:: Input ::

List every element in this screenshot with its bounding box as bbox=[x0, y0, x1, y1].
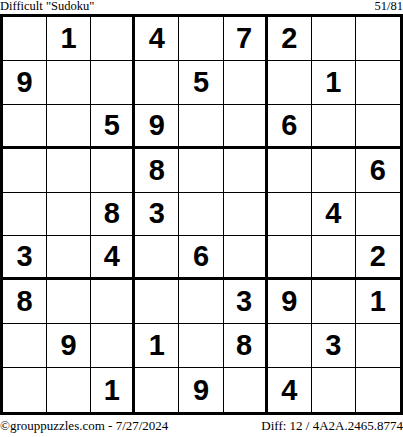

:::
:: Input ::

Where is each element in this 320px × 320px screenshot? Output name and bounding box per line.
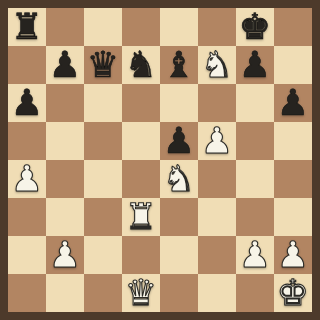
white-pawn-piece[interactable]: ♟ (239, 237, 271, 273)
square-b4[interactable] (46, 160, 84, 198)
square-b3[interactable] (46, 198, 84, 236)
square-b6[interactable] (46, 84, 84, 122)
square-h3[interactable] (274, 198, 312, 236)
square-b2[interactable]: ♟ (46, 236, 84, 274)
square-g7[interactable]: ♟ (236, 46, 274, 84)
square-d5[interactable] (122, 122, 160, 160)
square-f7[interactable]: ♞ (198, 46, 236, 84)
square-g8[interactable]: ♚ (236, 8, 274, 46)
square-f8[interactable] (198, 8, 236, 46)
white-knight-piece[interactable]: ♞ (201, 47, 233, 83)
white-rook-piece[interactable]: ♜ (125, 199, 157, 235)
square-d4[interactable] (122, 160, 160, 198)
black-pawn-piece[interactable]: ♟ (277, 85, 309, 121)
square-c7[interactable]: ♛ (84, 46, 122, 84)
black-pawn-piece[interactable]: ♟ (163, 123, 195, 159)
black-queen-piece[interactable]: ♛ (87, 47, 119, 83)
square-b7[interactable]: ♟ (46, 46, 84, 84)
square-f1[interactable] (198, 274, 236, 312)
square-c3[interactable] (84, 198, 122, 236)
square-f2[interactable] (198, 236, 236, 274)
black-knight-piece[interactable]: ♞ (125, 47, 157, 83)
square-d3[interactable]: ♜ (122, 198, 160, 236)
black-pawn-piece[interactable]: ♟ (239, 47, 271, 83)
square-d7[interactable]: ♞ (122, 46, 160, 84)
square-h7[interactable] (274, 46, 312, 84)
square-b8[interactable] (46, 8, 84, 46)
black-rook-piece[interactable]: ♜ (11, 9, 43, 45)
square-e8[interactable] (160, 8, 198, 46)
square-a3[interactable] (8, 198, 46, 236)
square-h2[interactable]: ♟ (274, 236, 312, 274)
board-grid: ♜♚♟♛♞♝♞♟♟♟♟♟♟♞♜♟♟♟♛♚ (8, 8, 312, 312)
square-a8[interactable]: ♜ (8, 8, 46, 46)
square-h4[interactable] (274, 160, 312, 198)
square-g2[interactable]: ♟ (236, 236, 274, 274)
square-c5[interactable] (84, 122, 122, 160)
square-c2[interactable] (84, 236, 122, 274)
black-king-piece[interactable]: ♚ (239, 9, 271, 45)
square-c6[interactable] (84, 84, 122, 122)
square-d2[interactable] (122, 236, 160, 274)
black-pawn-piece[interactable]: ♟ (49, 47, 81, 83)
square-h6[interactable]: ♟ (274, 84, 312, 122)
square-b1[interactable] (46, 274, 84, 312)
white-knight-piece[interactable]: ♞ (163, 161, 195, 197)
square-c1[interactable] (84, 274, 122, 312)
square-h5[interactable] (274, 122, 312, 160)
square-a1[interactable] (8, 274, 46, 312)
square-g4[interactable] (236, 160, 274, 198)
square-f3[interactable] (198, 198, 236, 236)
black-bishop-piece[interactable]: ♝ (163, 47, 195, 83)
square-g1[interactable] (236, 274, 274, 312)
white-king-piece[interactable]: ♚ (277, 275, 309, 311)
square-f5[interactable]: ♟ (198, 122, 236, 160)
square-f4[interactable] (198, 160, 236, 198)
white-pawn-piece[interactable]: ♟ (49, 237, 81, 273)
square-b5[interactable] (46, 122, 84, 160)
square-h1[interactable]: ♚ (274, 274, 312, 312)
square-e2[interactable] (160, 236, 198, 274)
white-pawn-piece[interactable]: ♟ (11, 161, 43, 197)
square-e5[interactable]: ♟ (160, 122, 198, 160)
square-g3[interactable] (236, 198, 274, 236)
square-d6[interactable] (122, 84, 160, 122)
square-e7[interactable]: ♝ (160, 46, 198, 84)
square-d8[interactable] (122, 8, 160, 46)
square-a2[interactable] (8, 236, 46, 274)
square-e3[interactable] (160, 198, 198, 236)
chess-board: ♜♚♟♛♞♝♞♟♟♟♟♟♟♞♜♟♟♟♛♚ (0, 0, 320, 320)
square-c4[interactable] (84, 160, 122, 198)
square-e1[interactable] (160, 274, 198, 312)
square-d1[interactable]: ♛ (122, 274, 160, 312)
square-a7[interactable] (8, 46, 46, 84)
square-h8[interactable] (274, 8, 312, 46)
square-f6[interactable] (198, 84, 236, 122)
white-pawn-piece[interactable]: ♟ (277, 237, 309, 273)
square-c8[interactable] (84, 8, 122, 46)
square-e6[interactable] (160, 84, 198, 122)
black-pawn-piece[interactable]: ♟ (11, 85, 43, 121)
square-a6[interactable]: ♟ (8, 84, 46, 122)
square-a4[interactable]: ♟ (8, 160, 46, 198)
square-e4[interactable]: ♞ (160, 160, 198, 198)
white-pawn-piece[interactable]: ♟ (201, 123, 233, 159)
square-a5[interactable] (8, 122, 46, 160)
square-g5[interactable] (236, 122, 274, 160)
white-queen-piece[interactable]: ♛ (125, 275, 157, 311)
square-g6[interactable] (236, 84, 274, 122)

:::
:: Input ::

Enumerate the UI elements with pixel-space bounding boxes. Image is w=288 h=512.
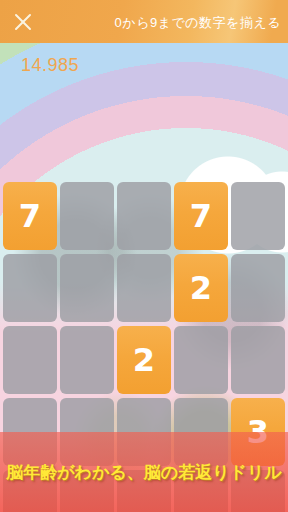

:::

Rewrite the entries starting at the line containing "Where is each" and ending at the line containing "black-king-piece[interactable]: ♚ (239, 9, 271, 45)", replacing each "interactable" with "clickable" and keeping everything else the same. Leave the pictures out.

• Answer:
Where is each element in this 320px × 320px screenshot? Output name and bounding box per line.
white-pawn-piece[clickable]: ♟ (239, 237, 271, 273)
square-b4[clickable] (46, 160, 84, 198)
square-b3[clickable] (46, 198, 84, 236)
square-b6[clickable] (46, 84, 84, 122)
square-h3[clickable] (274, 198, 312, 236)
square-b2[clickable]: ♟ (46, 236, 84, 274)
square-g7[clickable]: ♟ (236, 46, 274, 84)
square-d5[clickable] (122, 122, 160, 160)
square-f7[clickable]: ♞ (198, 46, 236, 84)
square-g8[clickable]: ♚ (236, 8, 274, 46)
square-f8[clickable] (198, 8, 236, 46)
white-knight-piece[clickable]: ♞ (201, 47, 233, 83)
white-rook-piece[clickable]: ♜ (125, 199, 157, 235)
square-d4[clickable] (122, 160, 160, 198)
black-pawn-piece[clickable]: ♟ (277, 85, 309, 121)
square-c7[clickable]: ♛ (84, 46, 122, 84)
black-pawn-piece[clickable]: ♟ (163, 123, 195, 159)
black-queen-piece[clickable]: ♛ (87, 47, 119, 83)
square-b7[clickable]: ♟ (46, 46, 84, 84)
square-f1[clickable] (198, 274, 236, 312)
square-c3[clickable] (84, 198, 122, 236)
square-f2[clickable] (198, 236, 236, 274)
black-knight-piece[clickable]: ♞ (125, 47, 157, 83)
square-d3[clickable]: ♜ (122, 198, 160, 236)
black-pawn-piece[clickable]: ♟ (239, 47, 271, 83)
square-d7[clickable]: ♞ (122, 46, 160, 84)
square-h7[clickable] (274, 46, 312, 84)
square-b8[clickable] (46, 8, 84, 46)
black-rook-piece[clickable]: ♜ (11, 9, 43, 45)
square-e8[clickable] (160, 8, 198, 46)
square-a3[clickable] (8, 198, 46, 236)
square-h2[clickable]: ♟ (274, 236, 312, 274)
board-grid: ♜♚♟♛♞♝♞♟♟♟♟♟♟♞♜♟♟♟♛♚ (8, 8, 312, 312)
square-a8[clickable]: ♜ (8, 8, 46, 46)
square-h4[clickable] (274, 160, 312, 198)
square-g2[clickable]: ♟ (236, 236, 274, 274)
square-c5[clickable] (84, 122, 122, 160)
square-c2[clickable] (84, 236, 122, 274)
black-king-piece[clickable]: ♚ (239, 9, 271, 45)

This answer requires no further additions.